[Extracted records]
--- --- ---

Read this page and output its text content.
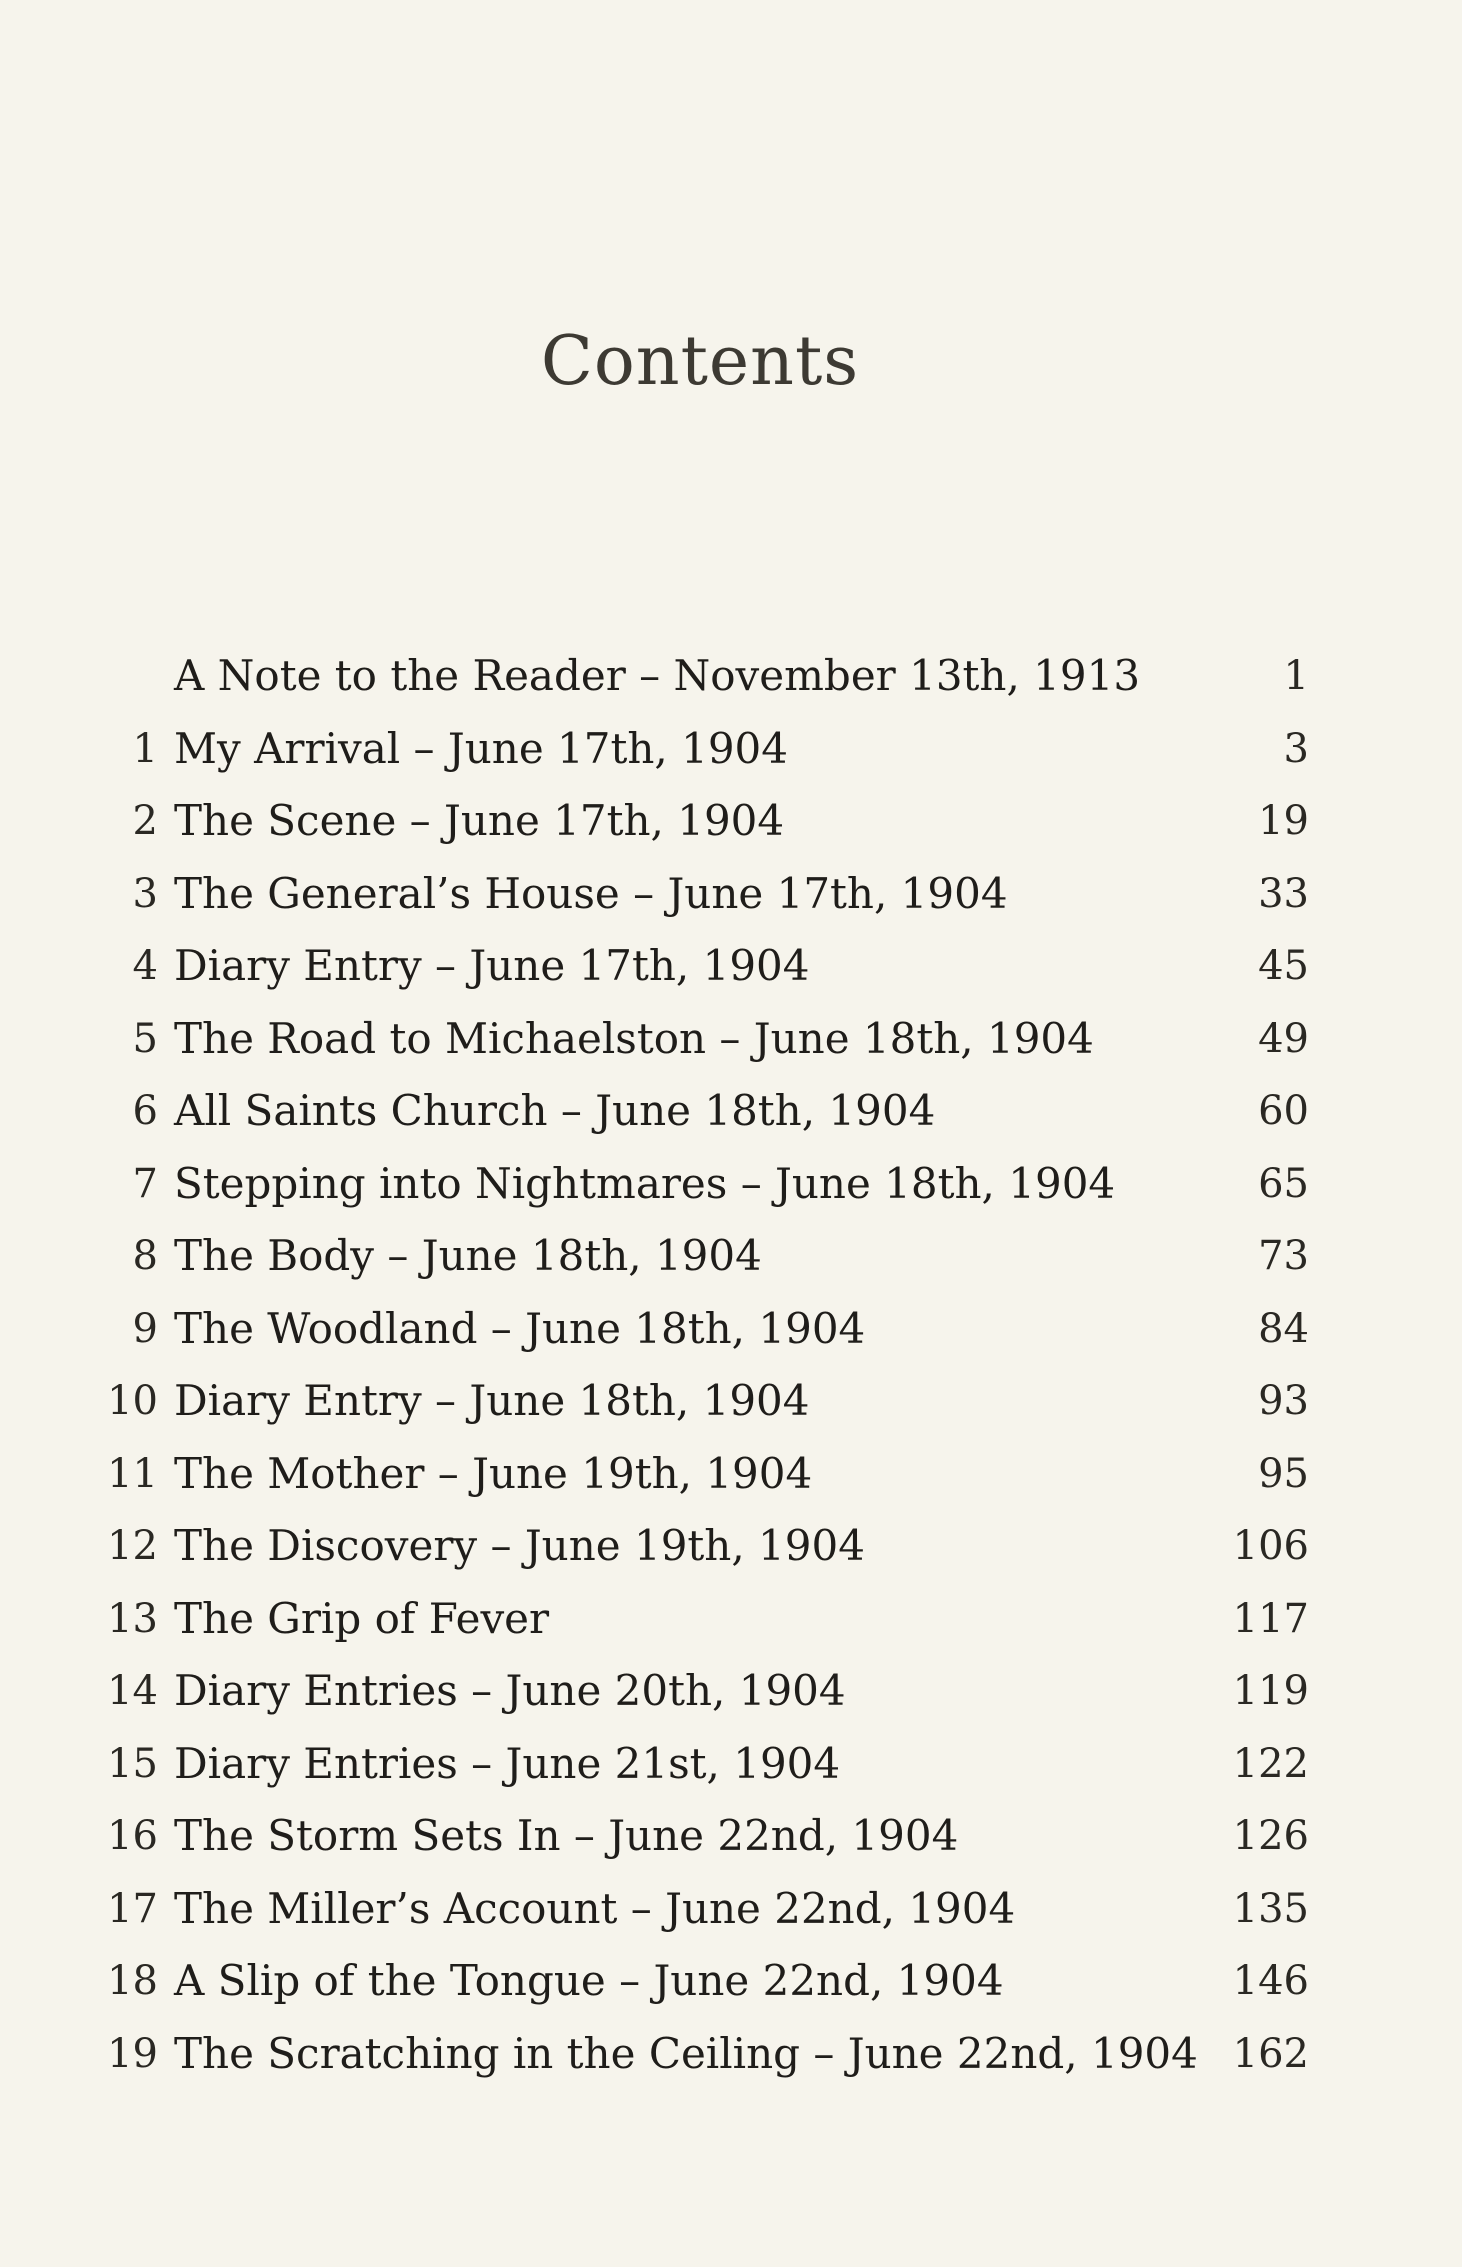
Contents
A Note to the Reader – November 13th, 1913	1
1 My Arrival – June 17th, 1904	3
2 The Scene – June 17th, 1904	19
3 The General’s House – June 17th, 1904	33
4 Diary Entry – June 17th, 1904	45
5 The Road to Michaelston – June 18th, 1904	49
6 All Saints Church – June 18th, 1904	60
7 Stepping into Nightmares – June 18th, 1904	65
8 The Body – June 18th, 1904	73
9 The Woodland – June 18th, 1904	84
10 Diary Entry – June 18th, 1904	93
11 The Mother – June 19th, 1904	95
12 The Discovery – June 19th, 1904	106
13 The Grip of Fever	117
14 Diary Entries – June 20th, 1904	119
15 Diary Entries – June 21st, 1904	122
16 The Storm Sets In – June 22nd, 1904	126
17 The Miller’s Account – June 22nd, 1904	135
18 A Slip of the Tongue – June 22nd, 1904	146
19 The Scratching in the Ceiling – June 22nd, 1904 162
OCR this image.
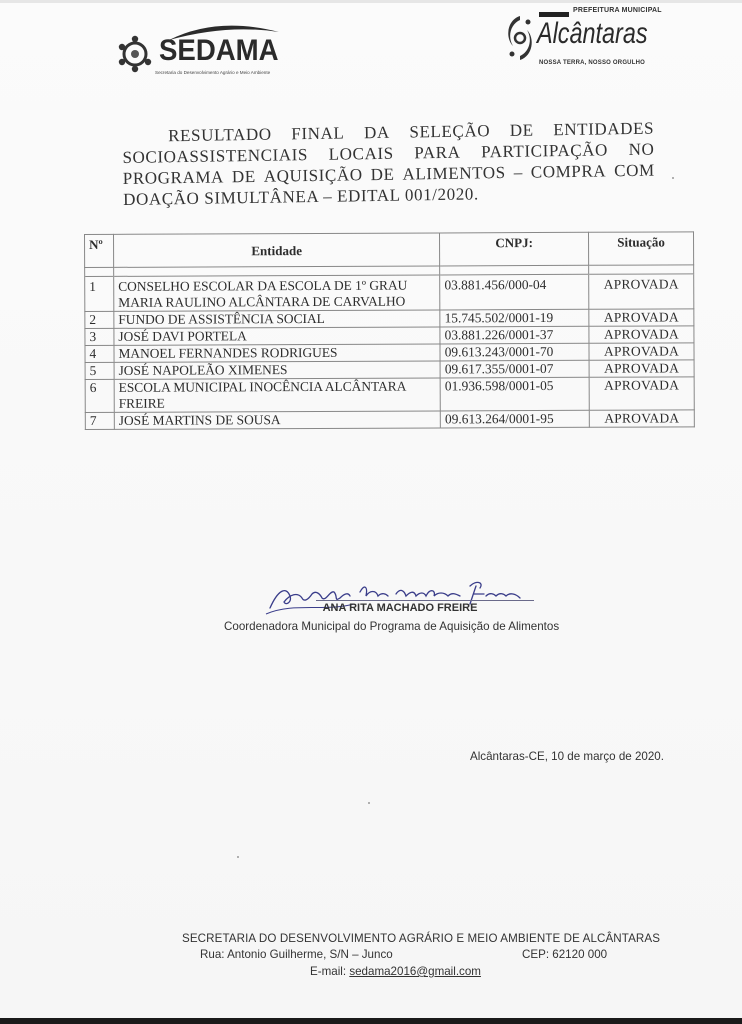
SEDAMA
Secretaria do Desenvolvimento Agrário e Meio Ambiente
PREFEITURA MUNICIPAL
Alcântaras
NOSSA TERRA, NOSSO ORGULHO
RESULTADO FINAL DA SELEÇÃO DE ENTIDADES
SOCIOASSISTENCIAIS LOCAIS PARA PARTICIPAÇÃO NO
PROGRAMA DE AQUISIÇÃO DE ALIMENTOS – COMPRA COM
DOAÇÃO SIMULTÂNEA – EDITAL 001/2020.
Nº	Entidade	CNPJ:	Situação

1	CONSELHO ESCOLAR DA ESCOLA DE 1º GRAU MARIA RAULINO ALCÂNTARA DE CARVALHO	03.881.456/000-04	APROVADA
2	FUNDO DE ASSISTÊNCIA SOCIAL	15.745.502/0001-19	APROVADA
3	JOSÉ DAVI PORTELA	03.881.226/0001-37	APROVADA
4	MANOEL FERNANDES RODRIGUES	09.613.243/0001-70	APROVADA
5	JOSÉ NAPOLEÃO XIMENES	09.617.355/0001-07	APROVADA
6	ESCOLA MUNICIPAL INOCÊNCIA ALCÂNTARA FREIRE	01.936.598/0001-05	APROVADA
7	JOSÉ MARTINS DE SOUSA	09.613.264/0001-95	APROVADA
ANA RITA MACHADO FREIRE
Coordenadora Municipal do Programa de Aquisição de Alimentos
Alcântaras-CE, 10 de março de 2020.
SECRETARIA DO DESENVOLVIMENTO AGRÁRIO E MEIO AMBIENTE DE ALCÂNTARAS
Rua: Antonio Guilherme, S/N – Junco	CEP: 62120 000
E-mail: sedama2016@gmail.com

--- --- ---

PROMPT >>
Copy and report every line where the word "ESCOLA" is present.

THE RESPONSE >>
1	CONSELHO ESCOLAR DA ESCOLA DE 1º GRAU MARIA RAULINO ALCÂNTARA DE CARVALHO	03.881.456/000-04	APROVADA
6	ESCOLA MUNICIPAL INOCÊNCIA ALCÂNTARA FREIRE	01.936.598/0001-05	APROVADA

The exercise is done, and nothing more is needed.